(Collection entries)
#####
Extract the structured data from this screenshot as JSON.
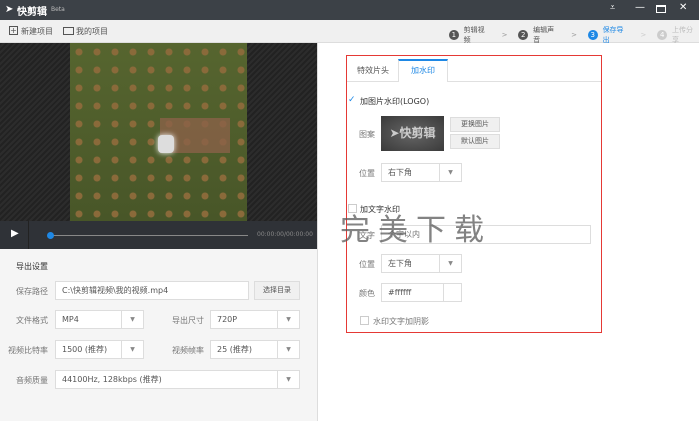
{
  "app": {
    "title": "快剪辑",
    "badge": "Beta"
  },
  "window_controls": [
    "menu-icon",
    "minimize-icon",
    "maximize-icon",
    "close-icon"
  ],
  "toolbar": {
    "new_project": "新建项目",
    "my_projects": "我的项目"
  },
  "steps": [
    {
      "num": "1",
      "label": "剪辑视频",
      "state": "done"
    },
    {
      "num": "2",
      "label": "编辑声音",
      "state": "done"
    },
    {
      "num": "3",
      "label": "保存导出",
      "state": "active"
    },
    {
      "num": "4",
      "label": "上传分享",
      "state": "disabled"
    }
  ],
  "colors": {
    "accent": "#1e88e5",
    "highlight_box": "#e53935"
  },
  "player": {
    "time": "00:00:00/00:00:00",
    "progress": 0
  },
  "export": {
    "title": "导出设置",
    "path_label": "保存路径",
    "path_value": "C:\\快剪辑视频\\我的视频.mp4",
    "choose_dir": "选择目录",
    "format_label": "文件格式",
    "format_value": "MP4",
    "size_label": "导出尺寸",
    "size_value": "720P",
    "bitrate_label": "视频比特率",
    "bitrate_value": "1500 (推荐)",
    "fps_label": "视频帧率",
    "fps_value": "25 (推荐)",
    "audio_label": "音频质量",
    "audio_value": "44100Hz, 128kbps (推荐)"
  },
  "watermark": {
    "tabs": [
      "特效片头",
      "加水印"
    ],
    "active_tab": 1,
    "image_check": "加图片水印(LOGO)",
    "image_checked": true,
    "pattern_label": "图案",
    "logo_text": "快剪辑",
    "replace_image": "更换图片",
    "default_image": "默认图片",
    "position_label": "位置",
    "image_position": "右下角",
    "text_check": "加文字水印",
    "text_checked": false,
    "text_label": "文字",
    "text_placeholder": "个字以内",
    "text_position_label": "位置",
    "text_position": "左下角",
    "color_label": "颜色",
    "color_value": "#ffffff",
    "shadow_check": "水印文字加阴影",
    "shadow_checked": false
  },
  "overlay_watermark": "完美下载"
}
#####
__AIM OF THE EXERCISE__: Exclude the pictures and repeat every other part of the records word for word.

__ANSWER__:
Extract the structured data from this screenshot as JSON.
{
  "app": {
    "title": "快剪辑",
    "badge": "Beta"
  },
  "window_controls": [
    "menu-icon",
    "minimize-icon",
    "maximize-icon",
    "close-icon"
  ],
  "toolbar": {
    "new_project": "新建项目",
    "my_projects": "我的项目"
  },
  "steps": [
    {
      "num": "1",
      "label": "剪辑视频",
      "state": "done"
    },
    {
      "num": "2",
      "label": "编辑声音",
      "state": "done"
    },
    {
      "num": "3",
      "label": "保存导出",
      "state": "active"
    },
    {
      "num": "4",
      "label": "上传分享",
      "state": "disabled"
    }
  ],
  "colors": {
    "accent": "#1e88e5",
    "highlight_box": "#e53935"
  },
  "player": {
    "time": "00:00:00/00:00:00",
    "progress": 0
  },
  "export": {
    "title": "导出设置",
    "path_label": "保存路径",
    "path_value": "C:\\快剪辑视频\\我的视频.mp4",
    "choose_dir": "选择目录",
    "format_label": "文件格式",
    "format_value": "MP4",
    "size_label": "导出尺寸",
    "size_value": "720P",
    "bitrate_label": "视频比特率",
    "bitrate_value": "1500 (推荐)",
    "fps_label": "视频帧率",
    "fps_value": "25 (推荐)",
    "audio_label": "音频质量",
    "audio_value": "44100Hz, 128kbps (推荐)"
  },
  "watermark": {
    "tabs": [
      "特效片头",
      "加水印"
    ],
    "active_tab": 1,
    "image_check": "加图片水印(LOGO)",
    "image_checked": true,
    "pattern_label": "图案",
    "logo_text": "快剪辑",
    "replace_image": "更换图片",
    "default_image": "默认图片",
    "position_label": "位置",
    "image_position": "右下角",
    "text_check": "加文字水印",
    "text_checked": false,
    "text_label": "文字",
    "text_placeholder": "个字以内",
    "text_position_label": "位置",
    "text_position": "左下角",
    "color_label": "颜色",
    "color_value": "#ffffff",
    "shadow_check": "水印文字加阴影",
    "shadow_checked": false
  },
  "overlay_watermark": "完美下载"
}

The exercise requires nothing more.